──────── RECORD EXTRACTS ────────
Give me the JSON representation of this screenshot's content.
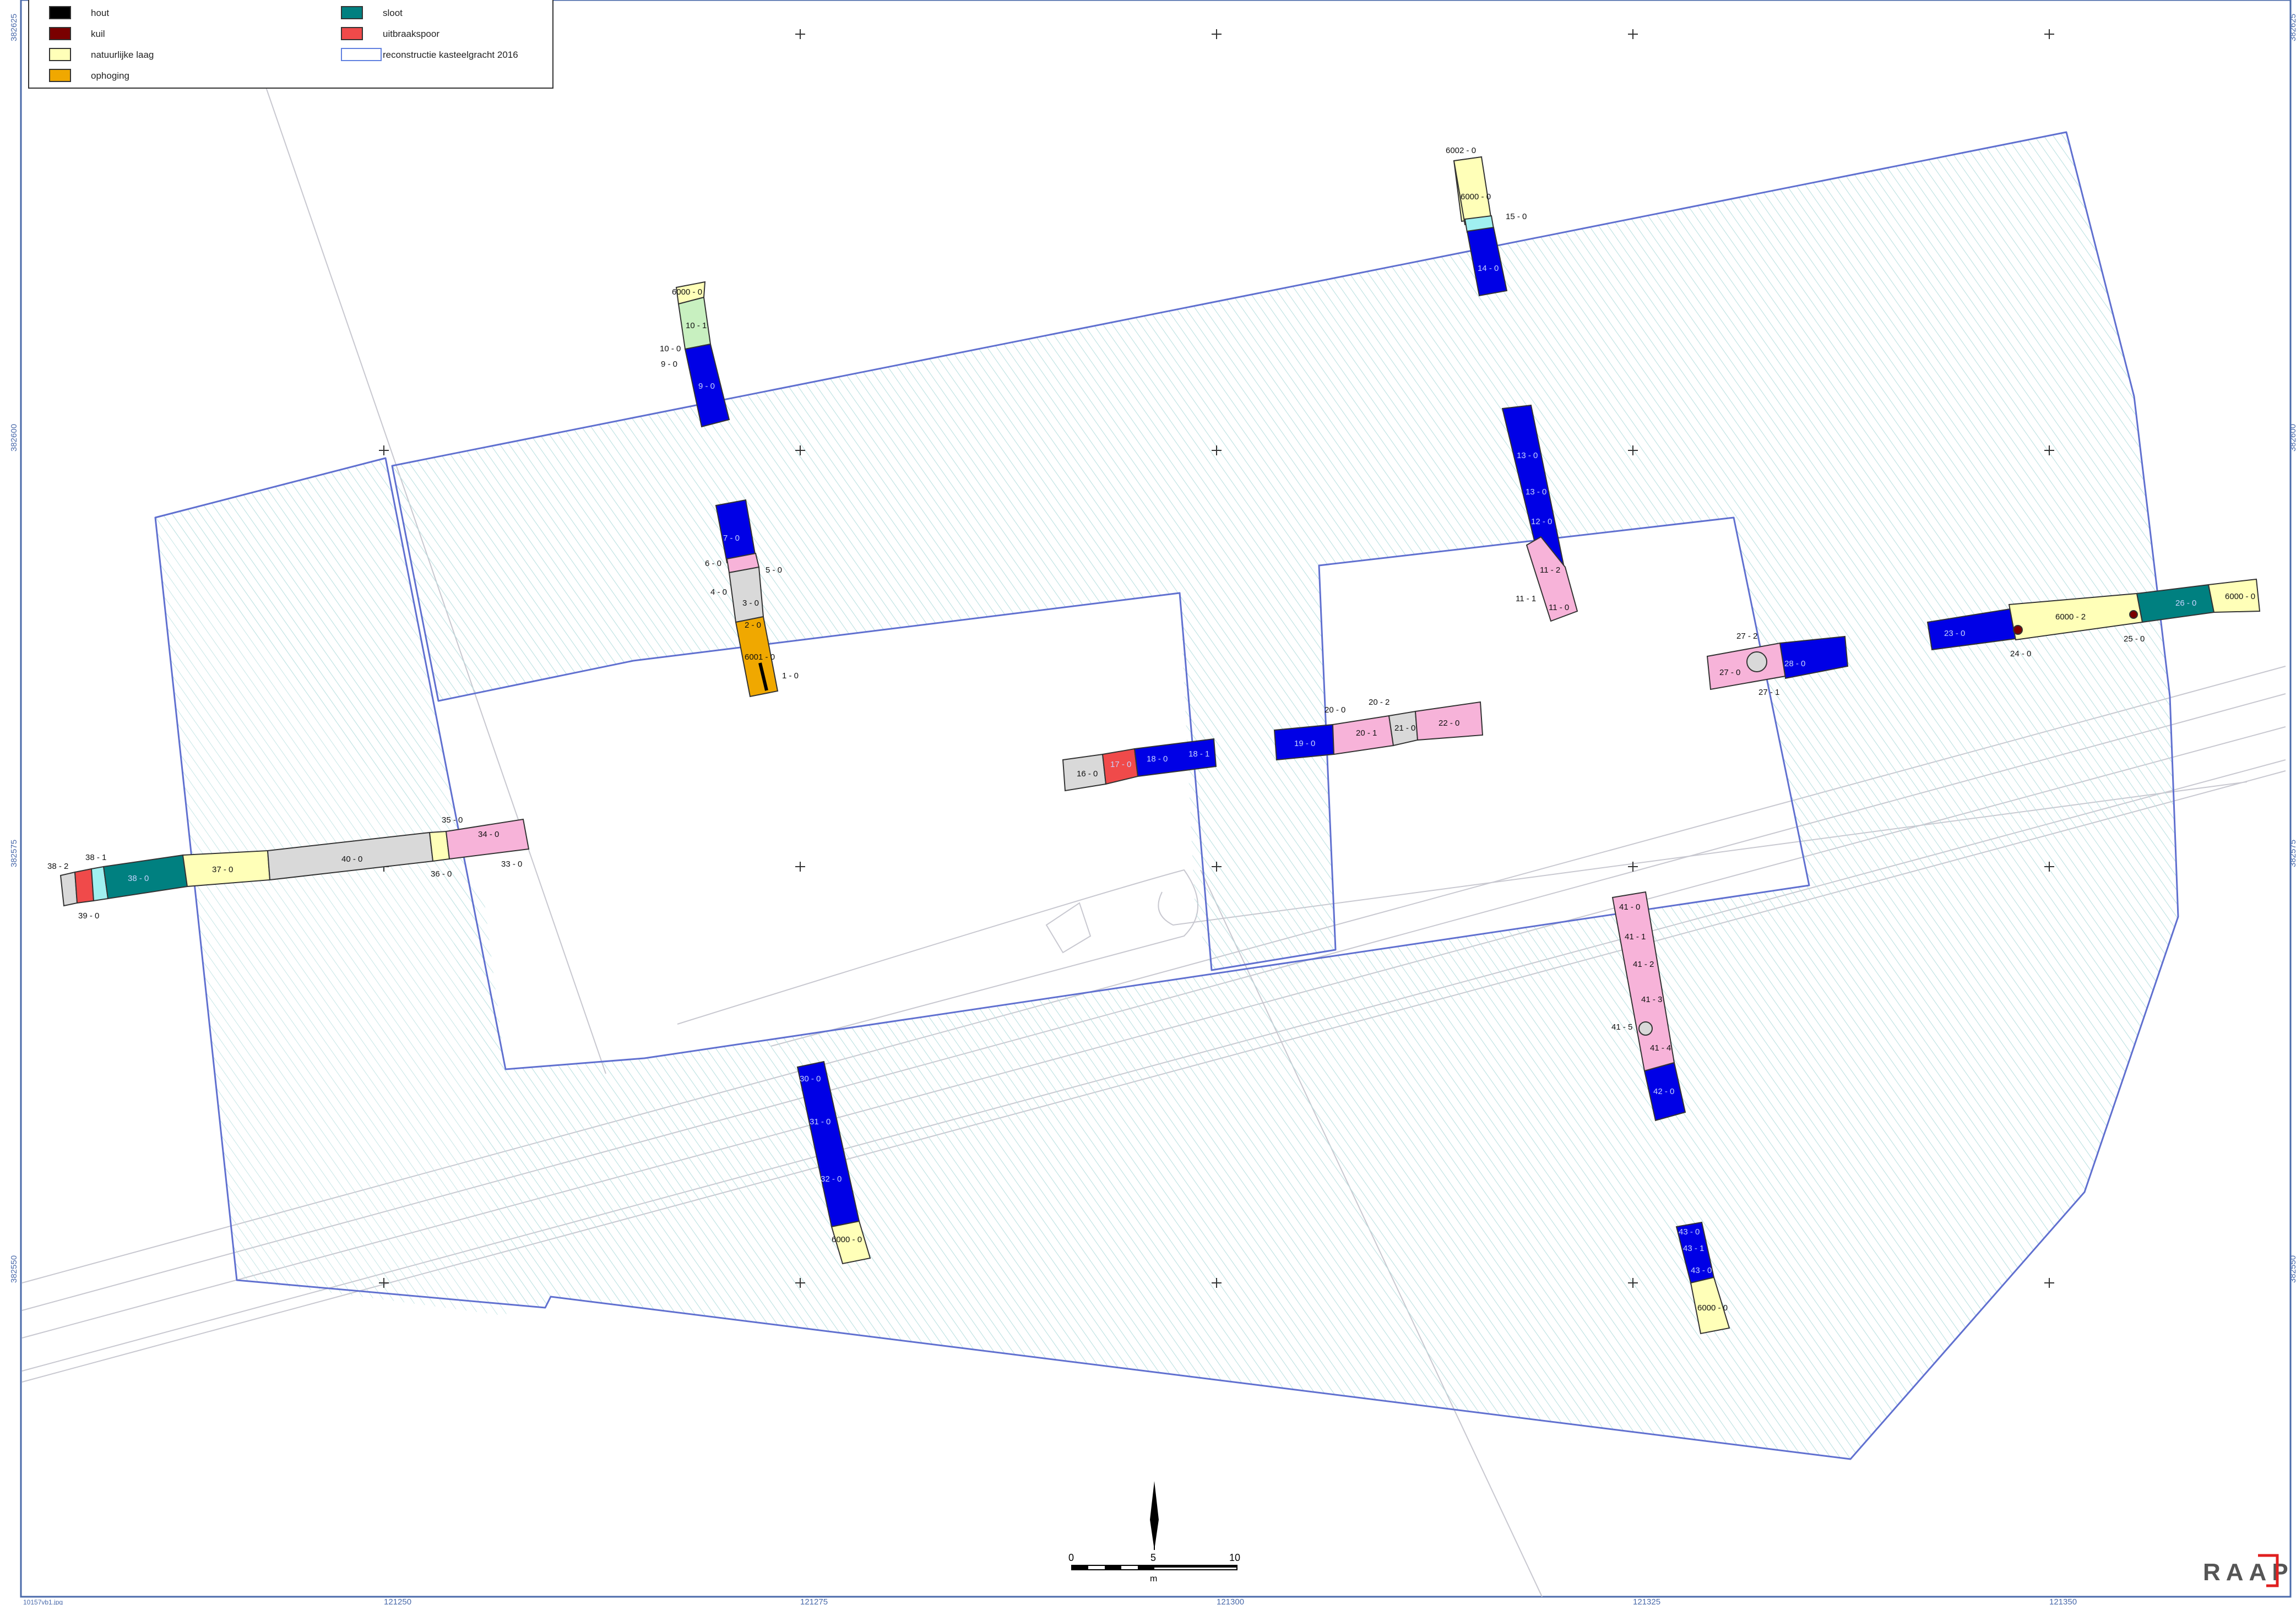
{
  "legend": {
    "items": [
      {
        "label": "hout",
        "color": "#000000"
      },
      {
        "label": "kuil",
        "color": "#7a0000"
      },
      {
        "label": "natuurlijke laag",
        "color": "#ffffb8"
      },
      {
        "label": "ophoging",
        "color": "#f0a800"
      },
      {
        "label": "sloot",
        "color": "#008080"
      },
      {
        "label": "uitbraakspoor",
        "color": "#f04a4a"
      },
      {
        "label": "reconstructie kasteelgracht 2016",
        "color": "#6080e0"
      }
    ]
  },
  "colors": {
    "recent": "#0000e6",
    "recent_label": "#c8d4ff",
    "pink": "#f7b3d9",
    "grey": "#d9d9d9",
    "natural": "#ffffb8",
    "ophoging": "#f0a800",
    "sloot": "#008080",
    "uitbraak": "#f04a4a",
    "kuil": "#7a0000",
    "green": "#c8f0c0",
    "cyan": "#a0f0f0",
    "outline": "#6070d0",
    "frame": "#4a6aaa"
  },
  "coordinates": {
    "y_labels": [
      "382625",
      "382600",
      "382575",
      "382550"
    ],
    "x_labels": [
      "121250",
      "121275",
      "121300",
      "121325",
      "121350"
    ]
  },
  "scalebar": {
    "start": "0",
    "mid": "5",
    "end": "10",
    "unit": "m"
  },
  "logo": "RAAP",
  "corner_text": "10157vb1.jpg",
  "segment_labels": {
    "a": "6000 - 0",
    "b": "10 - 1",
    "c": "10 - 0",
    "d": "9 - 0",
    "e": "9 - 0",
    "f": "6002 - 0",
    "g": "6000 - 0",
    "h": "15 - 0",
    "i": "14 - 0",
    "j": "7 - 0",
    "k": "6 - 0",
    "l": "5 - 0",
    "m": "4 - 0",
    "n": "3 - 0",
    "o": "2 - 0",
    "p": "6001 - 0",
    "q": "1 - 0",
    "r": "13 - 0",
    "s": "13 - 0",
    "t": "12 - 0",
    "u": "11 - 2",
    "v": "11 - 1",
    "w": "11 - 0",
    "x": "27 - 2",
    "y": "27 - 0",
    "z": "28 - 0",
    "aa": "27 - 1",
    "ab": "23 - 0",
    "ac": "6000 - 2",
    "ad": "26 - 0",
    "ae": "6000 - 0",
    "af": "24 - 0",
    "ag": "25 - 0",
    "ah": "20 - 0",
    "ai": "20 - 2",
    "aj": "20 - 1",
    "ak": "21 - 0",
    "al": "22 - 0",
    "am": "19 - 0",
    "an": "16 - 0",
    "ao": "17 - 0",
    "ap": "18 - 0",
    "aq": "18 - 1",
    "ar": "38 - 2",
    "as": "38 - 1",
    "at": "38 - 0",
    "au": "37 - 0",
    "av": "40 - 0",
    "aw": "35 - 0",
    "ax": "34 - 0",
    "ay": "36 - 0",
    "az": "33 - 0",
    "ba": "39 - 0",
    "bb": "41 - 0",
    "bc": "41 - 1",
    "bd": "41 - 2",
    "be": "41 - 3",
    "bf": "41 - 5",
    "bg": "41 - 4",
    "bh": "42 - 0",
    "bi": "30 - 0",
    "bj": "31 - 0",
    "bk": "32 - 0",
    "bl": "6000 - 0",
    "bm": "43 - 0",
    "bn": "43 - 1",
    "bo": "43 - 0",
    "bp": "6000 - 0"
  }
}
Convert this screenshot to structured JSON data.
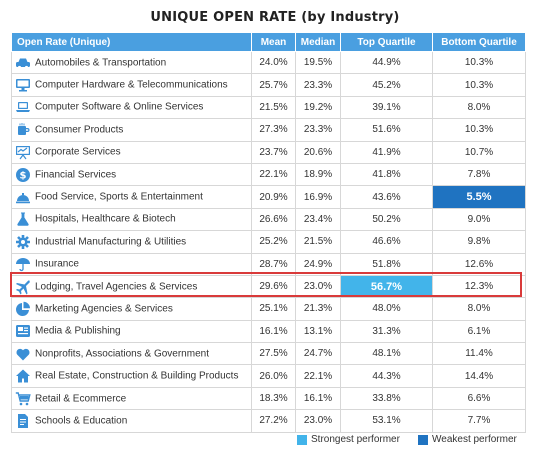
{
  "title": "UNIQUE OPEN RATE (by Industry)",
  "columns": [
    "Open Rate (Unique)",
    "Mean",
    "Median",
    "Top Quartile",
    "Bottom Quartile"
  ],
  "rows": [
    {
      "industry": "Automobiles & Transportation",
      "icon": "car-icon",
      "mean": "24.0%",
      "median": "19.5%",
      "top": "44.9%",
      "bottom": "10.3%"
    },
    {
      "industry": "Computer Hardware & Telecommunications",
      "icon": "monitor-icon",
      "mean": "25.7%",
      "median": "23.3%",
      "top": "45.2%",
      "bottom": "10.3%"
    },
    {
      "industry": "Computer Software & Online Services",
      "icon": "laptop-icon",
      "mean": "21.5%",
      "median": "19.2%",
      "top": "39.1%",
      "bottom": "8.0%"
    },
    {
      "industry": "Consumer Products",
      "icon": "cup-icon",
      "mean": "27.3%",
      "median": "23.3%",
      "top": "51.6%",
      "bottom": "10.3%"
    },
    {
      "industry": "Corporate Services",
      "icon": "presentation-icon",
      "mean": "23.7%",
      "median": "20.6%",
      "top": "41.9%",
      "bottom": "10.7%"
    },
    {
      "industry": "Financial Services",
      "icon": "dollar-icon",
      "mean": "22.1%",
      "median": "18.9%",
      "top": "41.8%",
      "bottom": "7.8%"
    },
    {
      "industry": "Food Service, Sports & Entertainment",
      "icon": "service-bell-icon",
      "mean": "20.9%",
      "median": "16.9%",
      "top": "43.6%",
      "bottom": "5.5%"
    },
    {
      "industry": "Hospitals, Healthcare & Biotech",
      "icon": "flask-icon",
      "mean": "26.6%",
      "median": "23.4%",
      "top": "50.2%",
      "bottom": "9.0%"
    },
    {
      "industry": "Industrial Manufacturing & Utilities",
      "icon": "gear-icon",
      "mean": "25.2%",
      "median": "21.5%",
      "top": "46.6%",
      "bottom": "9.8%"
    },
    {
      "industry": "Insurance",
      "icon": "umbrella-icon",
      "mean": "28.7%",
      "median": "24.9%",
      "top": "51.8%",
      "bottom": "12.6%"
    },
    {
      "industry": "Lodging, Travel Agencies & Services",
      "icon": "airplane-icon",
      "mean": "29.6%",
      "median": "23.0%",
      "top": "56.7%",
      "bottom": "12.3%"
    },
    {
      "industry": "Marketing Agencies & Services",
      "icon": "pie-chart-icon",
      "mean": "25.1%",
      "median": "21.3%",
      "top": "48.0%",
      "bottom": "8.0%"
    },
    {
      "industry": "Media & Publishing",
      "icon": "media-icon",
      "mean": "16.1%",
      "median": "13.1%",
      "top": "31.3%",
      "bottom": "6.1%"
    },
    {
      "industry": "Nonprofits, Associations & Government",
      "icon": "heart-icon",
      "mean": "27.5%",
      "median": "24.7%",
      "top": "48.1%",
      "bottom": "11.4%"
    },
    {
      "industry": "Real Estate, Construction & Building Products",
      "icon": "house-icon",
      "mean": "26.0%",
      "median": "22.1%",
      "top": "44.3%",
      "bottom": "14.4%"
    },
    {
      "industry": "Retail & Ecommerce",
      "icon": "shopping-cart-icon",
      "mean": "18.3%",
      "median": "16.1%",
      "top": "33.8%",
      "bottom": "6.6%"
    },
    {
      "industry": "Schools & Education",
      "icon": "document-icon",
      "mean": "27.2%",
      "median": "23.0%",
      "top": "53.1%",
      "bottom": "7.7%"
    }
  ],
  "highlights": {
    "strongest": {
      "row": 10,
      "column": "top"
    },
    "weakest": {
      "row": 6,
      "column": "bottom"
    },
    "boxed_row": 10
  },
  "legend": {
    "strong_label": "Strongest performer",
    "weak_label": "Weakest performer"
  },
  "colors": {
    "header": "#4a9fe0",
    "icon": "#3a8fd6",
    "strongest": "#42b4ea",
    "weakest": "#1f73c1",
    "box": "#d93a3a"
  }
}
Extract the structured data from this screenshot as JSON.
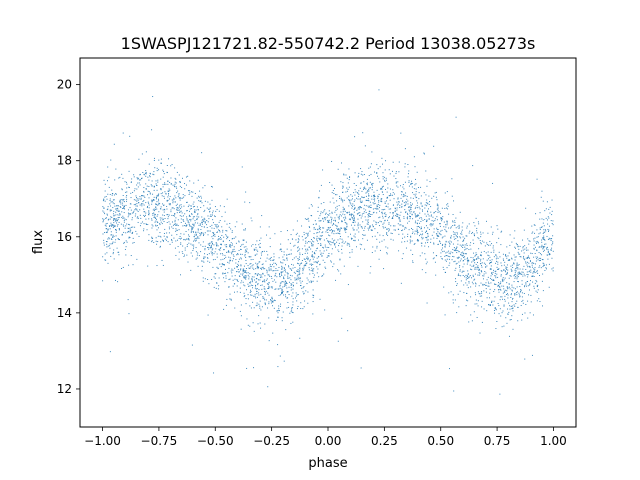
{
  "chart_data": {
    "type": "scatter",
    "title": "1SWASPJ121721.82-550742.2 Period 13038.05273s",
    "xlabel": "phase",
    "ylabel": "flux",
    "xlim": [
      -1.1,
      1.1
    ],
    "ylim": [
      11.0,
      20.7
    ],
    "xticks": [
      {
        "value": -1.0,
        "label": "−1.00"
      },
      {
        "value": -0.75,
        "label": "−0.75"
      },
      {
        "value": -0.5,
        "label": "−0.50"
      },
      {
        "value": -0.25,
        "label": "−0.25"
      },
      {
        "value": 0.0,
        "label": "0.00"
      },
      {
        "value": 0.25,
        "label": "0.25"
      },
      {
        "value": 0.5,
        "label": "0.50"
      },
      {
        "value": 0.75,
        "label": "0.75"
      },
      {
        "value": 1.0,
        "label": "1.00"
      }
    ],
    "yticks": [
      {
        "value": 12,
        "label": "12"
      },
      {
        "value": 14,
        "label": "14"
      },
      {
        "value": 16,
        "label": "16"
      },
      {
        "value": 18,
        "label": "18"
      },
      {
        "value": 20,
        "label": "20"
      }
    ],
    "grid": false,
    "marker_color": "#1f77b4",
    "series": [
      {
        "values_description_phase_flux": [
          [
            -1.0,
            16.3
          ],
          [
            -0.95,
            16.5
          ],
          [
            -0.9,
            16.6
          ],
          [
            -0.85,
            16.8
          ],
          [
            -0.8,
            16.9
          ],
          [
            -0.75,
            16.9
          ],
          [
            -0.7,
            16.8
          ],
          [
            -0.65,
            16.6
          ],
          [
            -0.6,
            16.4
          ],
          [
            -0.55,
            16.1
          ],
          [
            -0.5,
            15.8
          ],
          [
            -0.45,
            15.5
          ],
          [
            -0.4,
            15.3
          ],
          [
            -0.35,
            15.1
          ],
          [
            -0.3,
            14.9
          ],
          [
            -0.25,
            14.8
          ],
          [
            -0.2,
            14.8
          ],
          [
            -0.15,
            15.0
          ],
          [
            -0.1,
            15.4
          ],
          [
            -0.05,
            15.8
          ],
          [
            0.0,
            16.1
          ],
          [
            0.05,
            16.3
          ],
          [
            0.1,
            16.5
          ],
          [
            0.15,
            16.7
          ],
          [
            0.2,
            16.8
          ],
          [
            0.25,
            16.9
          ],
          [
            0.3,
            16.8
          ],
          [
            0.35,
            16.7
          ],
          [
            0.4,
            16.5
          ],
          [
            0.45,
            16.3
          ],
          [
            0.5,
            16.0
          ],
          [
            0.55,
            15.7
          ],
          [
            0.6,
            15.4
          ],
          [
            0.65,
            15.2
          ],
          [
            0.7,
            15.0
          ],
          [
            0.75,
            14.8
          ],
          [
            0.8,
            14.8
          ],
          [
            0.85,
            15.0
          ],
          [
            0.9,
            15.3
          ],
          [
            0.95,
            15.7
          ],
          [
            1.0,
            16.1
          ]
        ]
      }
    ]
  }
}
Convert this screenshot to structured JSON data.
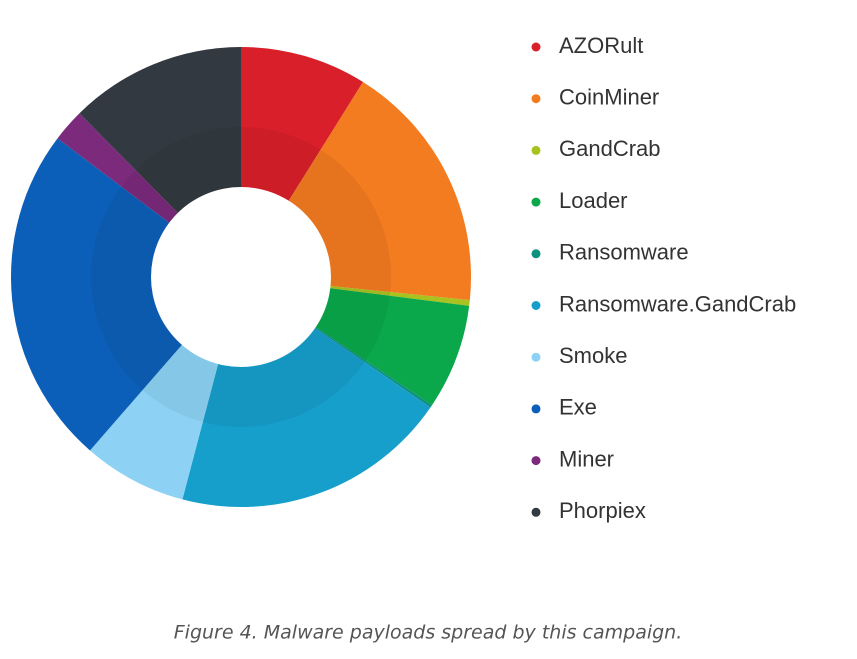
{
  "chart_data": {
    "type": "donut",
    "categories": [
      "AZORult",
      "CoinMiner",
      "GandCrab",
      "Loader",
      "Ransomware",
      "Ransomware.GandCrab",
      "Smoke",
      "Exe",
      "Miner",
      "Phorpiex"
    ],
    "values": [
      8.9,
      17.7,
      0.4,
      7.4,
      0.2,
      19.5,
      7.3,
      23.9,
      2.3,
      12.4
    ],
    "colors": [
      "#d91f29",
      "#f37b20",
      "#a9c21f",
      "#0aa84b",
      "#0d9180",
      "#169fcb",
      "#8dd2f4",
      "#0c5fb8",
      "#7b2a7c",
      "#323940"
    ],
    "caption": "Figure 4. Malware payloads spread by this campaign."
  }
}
────────
> [REQUIREMENTS] Write out every line of the listing that holds the word "Agencies".

> [THE OUTPUT]
      "industry": "Lodging, Travel Agencies & Services",
      "industry": "Marketing Agencies & Services",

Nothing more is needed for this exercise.